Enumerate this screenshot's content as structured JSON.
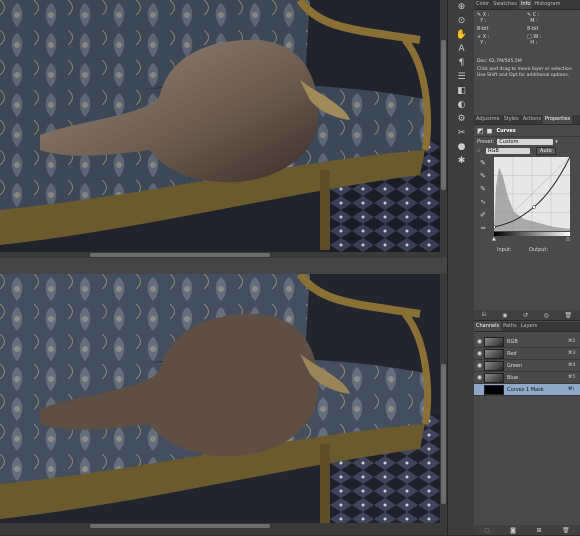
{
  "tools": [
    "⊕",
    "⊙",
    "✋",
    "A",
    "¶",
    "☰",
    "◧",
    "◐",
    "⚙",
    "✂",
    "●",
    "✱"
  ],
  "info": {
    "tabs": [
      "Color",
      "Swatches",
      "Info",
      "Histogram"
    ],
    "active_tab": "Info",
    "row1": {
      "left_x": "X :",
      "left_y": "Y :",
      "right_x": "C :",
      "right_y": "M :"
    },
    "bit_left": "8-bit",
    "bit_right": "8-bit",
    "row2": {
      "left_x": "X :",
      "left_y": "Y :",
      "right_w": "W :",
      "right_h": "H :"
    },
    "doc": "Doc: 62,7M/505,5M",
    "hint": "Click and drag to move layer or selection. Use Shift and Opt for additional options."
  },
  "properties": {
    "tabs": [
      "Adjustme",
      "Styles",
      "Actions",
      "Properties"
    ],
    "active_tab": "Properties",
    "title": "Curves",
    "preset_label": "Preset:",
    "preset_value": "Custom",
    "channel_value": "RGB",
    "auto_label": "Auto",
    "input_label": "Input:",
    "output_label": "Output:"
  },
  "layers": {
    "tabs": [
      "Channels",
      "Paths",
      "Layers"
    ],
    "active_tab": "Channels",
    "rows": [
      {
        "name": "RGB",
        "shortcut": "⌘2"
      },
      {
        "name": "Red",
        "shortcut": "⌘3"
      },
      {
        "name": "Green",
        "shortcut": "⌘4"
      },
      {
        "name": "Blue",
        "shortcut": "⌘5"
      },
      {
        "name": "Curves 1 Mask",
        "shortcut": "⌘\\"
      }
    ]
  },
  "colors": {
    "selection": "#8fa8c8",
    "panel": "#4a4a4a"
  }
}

- **SHORT PROBLEM**
Extract the text of all the records above verbatim, excluding pictures.

- **EXERCISE SOLUTION**
Enumerate this screenshot's content as structured JSON.
{
  "tools": [
    "⊕",
    "⊙",
    "✋",
    "A",
    "¶",
    "☰",
    "◧",
    "◐",
    "⚙",
    "✂",
    "●",
    "✱"
  ],
  "info": {
    "tabs": [
      "Color",
      "Swatches",
      "Info",
      "Histogram"
    ],
    "active_tab": "Info",
    "row1": {
      "left_x": "X :",
      "left_y": "Y :",
      "right_x": "C :",
      "right_y": "M :"
    },
    "bit_left": "8-bit",
    "bit_right": "8-bit",
    "row2": {
      "left_x": "X :",
      "left_y": "Y :",
      "right_w": "W :",
      "right_h": "H :"
    },
    "doc": "Doc: 62,7M/505,5M",
    "hint": "Click and drag to move layer or selection. Use Shift and Opt for additional options."
  },
  "properties": {
    "tabs": [
      "Adjustme",
      "Styles",
      "Actions",
      "Properties"
    ],
    "active_tab": "Properties",
    "title": "Curves",
    "preset_label": "Preset:",
    "preset_value": "Custom",
    "channel_value": "RGB",
    "auto_label": "Auto",
    "input_label": "Input:",
    "output_label": "Output:"
  },
  "layers": {
    "tabs": [
      "Channels",
      "Paths",
      "Layers"
    ],
    "active_tab": "Channels",
    "rows": [
      {
        "name": "RGB",
        "shortcut": "⌘2"
      },
      {
        "name": "Red",
        "shortcut": "⌘3"
      },
      {
        "name": "Green",
        "shortcut": "⌘4"
      },
      {
        "name": "Blue",
        "shortcut": "⌘5"
      },
      {
        "name": "Curves 1 Mask",
        "shortcut": "⌘\\"
      }
    ]
  },
  "colors": {
    "selection": "#8fa8c8",
    "panel": "#4a4a4a"
  }
}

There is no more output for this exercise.